* [Aim of the task]
Show all lines holding the string "saltem".

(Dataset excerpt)

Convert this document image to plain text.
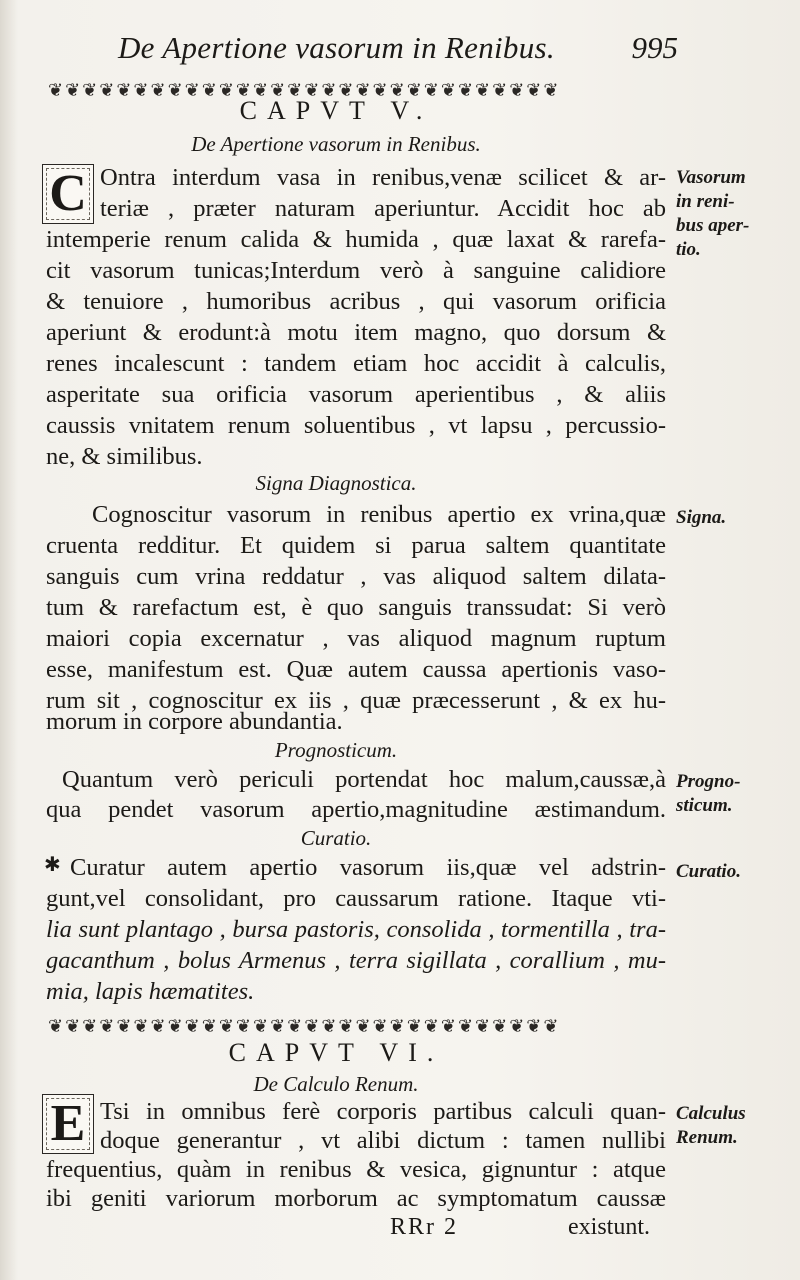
De Apertione vasorum in Renibus. 995
❦❦❦❦❦❦❦❦❦❦❦❦❦❦❦❦❦❦❦❦❦❦❦❦❦❦❦❦❦❦
CAPVT V.
De Apertione vasorum in Renibus.
C Ontra interdum vasa in renibus,venæ scilicet & ar-
teriæ , præter naturam aperiuntur. Accidit hoc ab
intemperie renum calida & humida , quæ laxat & rarefa-
cit vasorum tunicas;Interdum verò à sanguine calidiore
& tenuiore , humoribus acribus , qui vasorum orificia
aperiunt & erodunt:à motu item magno, quo dorsum &
renes incalescunt : tandem etiam hoc accidit à calculis,
asperitate sua orificia vasorum aperientibus , & aliis
caussis vnitatem renum soluentibus , vt lapsu , percussio-
ne, & similibus.
Signa Diagnostica.
Cognoscitur vasorum in renibus apertio ex vrina,quæ
cruenta redditur. Et quidem si parua saltem quantitate
sanguis cum vrina reddatur , vas aliquod saltem dilata-
tum & rarefactum est, è quo sanguis transsudat: Si verò
maiori copia excernatur , vas aliquod magnum ruptum
esse, manifestum est. Quæ autem caussa apertionis vaso-
rum sit , cognoscitur ex iis , quæ præcesserunt , & ex hu-
morum in corpore abundantia.
Prognosticum.
Quantum verò periculi portendat hoc malum,caussæ,à
qua pendet vasorum apertio,magnitudine æstimandum.
Curatio.
✱ Curatur autem apertio vasorum iis,quæ vel adstrin-
gunt,vel consolidant, pro caussarum ratione. Itaque vti-
lia sunt plantago , bursa pastoris, consolida , tormentilla , tra-
gacanthum , bolus Armenus , terra sigillata , corallium , mu-
mia, lapis hæmatites.
❦❦❦❦❦❦❦❦❦❦❦❦❦❦❦❦❦❦❦❦❦❦❦❦❦❦❦❦❦❦
CAPVT VI.
De Calculo Renum.
E Tsi in omnibus ferè corporis partibus calculi quan-
doque generantur , vt alibi dictum : tamen nullibi
frequentius, quàm in renibus & vesica, gignuntur : atque
ibi geniti variorum morborum ac symptomatum caussæ
Vasorum
in reni-
bus aper-
tio.
Signa.
Progno-
sticum.
Curatio.
Calculus
Renum.
RRr 2	existunt.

* [Reply to the exercise]
cruenta redditur. Et quidem si parua saltem quantitate
sanguis cum vrina reddatur , vas aliquod saltem dilata-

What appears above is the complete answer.